--- start SUPPLIED ENTRIES ---

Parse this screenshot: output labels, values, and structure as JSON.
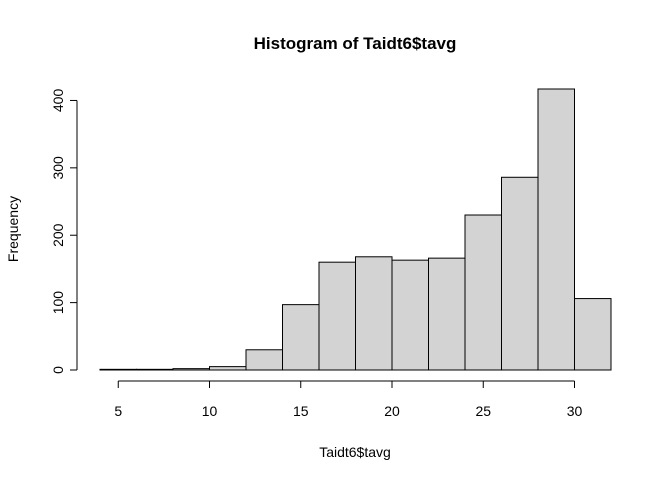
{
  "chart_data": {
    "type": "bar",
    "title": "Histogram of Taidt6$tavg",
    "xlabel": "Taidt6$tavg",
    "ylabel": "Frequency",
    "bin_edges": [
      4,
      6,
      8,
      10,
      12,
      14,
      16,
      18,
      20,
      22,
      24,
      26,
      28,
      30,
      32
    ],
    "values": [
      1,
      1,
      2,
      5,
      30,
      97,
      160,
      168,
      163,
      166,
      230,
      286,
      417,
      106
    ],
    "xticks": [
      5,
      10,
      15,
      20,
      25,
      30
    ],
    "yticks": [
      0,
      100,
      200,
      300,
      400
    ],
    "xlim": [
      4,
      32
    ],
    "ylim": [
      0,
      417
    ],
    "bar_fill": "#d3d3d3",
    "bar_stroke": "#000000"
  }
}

--- end SUPPLIED ENTRIES ---

— PROBLEM REQUIREMENTS —
From the data above, copy each line that holds "values".

— SOLUTION FOR THIS EXERCISE —
Parse this screenshot: output labels, values, and structure as JSON.
    "values": [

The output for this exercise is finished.